**What the task asks:** Find every line with the string "this" in it, count them, and reply with that count only.
-- start --
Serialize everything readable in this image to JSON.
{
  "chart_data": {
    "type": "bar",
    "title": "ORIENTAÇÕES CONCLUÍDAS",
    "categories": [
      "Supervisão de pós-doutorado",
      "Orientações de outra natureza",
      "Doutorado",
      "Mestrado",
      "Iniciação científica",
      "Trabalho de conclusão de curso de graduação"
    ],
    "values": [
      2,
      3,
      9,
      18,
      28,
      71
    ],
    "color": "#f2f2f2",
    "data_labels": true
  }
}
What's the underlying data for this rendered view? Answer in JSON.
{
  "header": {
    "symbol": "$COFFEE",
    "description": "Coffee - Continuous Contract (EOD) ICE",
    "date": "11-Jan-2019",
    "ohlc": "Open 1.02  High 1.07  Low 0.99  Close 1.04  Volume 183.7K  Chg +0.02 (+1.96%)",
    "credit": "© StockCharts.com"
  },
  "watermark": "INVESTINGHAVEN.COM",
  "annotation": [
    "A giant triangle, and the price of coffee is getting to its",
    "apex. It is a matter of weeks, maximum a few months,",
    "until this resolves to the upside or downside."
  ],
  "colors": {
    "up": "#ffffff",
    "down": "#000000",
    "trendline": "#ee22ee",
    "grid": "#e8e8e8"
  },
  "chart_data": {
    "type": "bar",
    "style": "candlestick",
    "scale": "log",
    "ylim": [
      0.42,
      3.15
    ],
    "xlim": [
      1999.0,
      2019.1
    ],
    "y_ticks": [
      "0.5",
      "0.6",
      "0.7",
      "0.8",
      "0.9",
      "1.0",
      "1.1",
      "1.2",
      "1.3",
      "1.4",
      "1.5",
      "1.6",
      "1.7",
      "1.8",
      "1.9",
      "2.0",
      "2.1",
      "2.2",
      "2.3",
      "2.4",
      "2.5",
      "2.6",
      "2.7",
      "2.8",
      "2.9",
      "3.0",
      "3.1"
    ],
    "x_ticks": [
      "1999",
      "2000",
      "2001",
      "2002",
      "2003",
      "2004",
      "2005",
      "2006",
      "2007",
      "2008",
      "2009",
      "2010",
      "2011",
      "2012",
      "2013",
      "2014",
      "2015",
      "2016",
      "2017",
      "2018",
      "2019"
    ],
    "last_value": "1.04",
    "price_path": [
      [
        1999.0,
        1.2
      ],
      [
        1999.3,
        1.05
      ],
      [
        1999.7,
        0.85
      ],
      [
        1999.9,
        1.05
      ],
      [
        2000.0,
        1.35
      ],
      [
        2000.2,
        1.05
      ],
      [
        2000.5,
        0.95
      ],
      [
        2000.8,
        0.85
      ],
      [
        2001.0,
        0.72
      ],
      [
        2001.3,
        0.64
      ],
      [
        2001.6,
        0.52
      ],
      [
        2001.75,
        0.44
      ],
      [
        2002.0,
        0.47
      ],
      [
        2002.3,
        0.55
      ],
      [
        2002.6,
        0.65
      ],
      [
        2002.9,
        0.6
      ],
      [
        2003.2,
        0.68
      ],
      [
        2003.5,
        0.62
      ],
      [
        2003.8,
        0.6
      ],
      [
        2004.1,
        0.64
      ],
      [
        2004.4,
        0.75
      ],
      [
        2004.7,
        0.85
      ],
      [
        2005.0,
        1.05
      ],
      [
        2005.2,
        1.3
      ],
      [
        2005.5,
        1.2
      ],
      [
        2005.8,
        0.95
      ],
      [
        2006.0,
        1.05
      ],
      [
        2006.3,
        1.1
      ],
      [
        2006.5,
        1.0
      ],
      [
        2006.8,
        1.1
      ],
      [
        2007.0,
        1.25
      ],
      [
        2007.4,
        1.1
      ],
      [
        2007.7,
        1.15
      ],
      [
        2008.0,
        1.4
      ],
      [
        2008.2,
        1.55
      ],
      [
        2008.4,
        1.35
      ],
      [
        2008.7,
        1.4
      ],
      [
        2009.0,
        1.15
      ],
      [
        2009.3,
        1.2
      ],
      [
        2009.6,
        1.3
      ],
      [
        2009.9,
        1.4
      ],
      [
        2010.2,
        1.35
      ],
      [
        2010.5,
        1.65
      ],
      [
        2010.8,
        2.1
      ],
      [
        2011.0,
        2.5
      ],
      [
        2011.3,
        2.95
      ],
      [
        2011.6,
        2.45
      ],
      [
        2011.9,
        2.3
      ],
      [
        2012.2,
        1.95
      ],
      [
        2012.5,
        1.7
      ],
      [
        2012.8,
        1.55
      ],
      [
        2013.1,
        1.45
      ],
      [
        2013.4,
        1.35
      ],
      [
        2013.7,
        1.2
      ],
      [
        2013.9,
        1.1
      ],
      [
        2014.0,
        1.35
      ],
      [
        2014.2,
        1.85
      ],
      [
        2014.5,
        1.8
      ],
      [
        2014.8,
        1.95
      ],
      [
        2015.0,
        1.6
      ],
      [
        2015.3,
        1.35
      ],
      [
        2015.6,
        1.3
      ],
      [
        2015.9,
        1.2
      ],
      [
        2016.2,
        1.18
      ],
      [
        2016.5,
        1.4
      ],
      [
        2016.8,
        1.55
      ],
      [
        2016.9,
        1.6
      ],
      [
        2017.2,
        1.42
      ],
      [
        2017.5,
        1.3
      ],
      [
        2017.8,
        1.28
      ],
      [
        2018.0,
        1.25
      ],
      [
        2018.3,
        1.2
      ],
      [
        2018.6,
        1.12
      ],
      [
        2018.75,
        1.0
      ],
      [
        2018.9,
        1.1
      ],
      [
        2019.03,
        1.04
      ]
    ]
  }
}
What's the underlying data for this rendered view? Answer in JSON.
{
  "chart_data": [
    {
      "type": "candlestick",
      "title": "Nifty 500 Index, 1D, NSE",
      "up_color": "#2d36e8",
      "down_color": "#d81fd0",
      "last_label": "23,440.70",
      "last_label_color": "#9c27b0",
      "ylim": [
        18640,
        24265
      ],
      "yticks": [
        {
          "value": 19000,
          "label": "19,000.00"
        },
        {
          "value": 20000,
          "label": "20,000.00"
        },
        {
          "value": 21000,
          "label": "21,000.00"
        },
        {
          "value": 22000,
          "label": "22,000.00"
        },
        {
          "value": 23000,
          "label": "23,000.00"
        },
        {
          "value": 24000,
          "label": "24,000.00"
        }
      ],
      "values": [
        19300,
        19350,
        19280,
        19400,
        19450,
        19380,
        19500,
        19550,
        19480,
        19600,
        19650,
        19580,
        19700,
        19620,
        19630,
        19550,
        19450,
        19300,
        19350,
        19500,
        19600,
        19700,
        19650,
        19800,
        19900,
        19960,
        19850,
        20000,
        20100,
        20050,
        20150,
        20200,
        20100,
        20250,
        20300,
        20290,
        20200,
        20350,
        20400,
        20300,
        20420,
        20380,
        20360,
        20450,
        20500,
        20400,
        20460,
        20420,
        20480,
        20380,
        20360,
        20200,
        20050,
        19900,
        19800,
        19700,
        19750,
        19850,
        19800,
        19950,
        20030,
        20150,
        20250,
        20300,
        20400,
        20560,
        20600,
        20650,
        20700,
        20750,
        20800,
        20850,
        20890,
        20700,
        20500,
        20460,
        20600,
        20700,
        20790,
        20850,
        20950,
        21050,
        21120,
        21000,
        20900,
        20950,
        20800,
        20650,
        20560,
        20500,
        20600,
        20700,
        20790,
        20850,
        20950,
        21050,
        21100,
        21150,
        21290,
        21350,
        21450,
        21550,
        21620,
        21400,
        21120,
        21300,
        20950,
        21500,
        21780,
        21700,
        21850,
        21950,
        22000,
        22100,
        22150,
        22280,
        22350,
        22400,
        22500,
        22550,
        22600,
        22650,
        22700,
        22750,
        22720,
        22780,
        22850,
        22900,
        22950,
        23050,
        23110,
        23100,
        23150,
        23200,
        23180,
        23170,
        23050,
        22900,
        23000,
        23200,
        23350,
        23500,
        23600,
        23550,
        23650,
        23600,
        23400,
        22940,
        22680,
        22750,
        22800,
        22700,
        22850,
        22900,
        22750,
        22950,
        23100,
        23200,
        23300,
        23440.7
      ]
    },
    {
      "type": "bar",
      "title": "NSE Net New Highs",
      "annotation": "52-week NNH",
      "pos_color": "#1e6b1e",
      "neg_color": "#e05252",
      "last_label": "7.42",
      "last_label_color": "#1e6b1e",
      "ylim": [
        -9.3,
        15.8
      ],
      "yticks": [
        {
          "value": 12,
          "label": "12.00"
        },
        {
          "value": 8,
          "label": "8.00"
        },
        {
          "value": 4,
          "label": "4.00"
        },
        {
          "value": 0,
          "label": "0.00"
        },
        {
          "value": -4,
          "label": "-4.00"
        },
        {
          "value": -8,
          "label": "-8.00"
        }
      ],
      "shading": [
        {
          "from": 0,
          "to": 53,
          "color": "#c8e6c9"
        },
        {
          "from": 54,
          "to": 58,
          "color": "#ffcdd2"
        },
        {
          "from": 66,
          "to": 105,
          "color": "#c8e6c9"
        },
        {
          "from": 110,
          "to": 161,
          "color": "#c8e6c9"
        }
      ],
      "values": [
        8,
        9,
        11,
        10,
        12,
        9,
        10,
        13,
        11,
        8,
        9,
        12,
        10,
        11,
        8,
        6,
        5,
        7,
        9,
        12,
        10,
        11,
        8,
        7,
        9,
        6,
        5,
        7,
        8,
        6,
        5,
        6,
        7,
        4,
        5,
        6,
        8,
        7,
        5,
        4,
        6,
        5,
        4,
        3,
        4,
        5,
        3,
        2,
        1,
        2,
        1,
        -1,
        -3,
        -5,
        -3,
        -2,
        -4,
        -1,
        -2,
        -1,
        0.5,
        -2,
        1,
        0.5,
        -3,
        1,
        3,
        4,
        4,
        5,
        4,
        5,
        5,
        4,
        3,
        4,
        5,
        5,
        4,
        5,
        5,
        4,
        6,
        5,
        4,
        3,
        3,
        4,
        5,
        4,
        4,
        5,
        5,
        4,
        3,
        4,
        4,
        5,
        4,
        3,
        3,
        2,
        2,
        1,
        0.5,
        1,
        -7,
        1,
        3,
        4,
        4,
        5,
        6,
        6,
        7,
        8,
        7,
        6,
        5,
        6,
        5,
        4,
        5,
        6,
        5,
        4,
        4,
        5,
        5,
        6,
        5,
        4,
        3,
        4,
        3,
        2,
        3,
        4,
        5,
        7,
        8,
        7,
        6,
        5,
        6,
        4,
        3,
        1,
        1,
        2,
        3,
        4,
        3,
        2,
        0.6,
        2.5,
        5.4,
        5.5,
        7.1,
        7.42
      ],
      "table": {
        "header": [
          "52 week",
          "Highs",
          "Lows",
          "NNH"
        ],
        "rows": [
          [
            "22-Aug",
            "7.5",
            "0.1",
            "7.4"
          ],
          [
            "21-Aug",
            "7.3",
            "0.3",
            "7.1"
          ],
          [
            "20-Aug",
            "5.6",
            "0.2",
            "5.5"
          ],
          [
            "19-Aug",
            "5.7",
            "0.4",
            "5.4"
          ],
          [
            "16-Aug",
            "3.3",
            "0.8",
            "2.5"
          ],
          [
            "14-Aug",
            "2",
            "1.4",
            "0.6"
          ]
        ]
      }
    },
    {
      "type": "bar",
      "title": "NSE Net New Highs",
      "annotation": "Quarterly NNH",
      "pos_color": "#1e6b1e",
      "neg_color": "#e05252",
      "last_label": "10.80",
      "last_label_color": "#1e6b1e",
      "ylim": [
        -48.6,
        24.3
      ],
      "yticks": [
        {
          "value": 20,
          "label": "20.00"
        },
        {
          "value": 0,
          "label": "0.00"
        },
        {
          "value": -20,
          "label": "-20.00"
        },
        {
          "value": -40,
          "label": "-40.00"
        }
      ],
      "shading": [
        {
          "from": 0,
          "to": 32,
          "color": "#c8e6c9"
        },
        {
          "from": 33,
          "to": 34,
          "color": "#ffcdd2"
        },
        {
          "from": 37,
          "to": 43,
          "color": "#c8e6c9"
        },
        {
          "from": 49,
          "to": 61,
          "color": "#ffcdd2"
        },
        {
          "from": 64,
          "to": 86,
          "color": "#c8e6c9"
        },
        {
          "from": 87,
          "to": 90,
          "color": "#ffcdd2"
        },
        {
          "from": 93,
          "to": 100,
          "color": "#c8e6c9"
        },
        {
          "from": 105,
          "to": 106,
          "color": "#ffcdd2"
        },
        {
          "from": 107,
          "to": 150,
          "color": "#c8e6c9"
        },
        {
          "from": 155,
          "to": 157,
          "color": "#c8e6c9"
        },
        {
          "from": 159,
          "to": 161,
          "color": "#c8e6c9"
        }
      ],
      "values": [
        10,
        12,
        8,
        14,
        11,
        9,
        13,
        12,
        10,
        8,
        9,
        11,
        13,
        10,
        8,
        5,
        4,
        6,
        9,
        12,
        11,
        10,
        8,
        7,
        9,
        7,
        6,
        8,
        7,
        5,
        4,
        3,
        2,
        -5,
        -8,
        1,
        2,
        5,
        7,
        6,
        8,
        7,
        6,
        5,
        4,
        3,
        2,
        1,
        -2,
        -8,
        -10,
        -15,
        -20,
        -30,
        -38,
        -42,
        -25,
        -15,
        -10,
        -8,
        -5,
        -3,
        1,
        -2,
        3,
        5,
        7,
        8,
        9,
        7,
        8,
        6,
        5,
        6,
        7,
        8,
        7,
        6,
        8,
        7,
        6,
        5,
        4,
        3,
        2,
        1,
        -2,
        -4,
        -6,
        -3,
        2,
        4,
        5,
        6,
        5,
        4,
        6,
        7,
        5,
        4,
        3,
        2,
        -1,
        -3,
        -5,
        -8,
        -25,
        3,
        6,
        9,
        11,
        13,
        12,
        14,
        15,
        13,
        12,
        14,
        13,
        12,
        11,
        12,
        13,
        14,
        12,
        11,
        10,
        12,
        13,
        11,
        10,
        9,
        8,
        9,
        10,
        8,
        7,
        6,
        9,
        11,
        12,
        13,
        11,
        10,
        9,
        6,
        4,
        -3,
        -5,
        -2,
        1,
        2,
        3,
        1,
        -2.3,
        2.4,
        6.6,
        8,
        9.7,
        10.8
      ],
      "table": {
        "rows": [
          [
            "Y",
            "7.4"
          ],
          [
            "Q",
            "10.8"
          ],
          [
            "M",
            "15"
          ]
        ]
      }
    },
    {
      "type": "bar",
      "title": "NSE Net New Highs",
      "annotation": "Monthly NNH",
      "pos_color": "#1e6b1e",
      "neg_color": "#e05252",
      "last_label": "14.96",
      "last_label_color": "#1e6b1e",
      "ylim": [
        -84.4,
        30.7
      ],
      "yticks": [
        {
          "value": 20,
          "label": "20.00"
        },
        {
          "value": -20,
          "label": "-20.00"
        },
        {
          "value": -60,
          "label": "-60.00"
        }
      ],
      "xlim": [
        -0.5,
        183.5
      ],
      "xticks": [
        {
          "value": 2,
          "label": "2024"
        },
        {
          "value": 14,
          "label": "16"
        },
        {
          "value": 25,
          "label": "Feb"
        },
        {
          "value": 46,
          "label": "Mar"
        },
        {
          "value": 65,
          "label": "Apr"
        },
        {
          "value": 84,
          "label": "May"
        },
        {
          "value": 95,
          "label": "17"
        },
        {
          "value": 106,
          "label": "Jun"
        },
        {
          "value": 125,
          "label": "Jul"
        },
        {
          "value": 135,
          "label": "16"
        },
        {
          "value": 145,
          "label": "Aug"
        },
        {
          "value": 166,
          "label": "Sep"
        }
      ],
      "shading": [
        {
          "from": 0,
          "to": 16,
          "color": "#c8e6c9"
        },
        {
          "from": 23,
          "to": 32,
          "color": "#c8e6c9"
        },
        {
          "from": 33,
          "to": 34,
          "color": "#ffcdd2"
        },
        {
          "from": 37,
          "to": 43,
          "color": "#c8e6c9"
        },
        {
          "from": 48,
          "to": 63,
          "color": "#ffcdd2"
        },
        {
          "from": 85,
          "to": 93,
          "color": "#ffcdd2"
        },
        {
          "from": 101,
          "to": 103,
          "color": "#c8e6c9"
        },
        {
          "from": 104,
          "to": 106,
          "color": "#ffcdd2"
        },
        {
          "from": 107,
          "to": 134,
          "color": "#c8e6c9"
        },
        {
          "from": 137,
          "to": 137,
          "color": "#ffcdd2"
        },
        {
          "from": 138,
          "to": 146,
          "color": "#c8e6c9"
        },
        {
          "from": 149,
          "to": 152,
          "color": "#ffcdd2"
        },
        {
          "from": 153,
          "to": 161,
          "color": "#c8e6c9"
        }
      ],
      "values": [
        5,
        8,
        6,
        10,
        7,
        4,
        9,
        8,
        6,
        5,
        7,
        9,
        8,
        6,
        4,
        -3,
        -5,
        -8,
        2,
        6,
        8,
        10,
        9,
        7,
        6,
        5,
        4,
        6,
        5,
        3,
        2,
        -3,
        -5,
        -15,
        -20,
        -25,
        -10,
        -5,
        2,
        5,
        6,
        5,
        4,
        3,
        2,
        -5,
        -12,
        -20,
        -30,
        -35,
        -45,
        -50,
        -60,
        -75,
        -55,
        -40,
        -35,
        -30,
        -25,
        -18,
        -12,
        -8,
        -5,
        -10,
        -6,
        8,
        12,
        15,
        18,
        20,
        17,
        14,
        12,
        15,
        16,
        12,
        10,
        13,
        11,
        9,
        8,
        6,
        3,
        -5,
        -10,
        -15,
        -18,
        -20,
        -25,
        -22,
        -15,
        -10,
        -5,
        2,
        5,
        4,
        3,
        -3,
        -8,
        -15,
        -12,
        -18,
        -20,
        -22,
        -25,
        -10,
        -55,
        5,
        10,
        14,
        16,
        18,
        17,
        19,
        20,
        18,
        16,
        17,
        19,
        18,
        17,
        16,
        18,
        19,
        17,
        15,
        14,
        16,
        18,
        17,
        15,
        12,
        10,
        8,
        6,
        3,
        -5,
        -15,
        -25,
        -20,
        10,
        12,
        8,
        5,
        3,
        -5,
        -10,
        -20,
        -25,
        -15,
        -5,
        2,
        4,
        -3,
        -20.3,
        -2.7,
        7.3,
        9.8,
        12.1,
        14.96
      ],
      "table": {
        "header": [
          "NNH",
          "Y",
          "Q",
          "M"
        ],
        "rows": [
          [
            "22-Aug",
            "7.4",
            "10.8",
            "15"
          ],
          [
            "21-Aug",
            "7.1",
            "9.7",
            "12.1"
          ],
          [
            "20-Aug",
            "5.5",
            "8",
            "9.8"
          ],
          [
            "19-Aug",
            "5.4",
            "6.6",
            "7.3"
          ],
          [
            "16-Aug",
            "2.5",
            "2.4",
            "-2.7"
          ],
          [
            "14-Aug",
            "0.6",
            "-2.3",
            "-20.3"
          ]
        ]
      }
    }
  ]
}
-- end --
**Right answer:** 4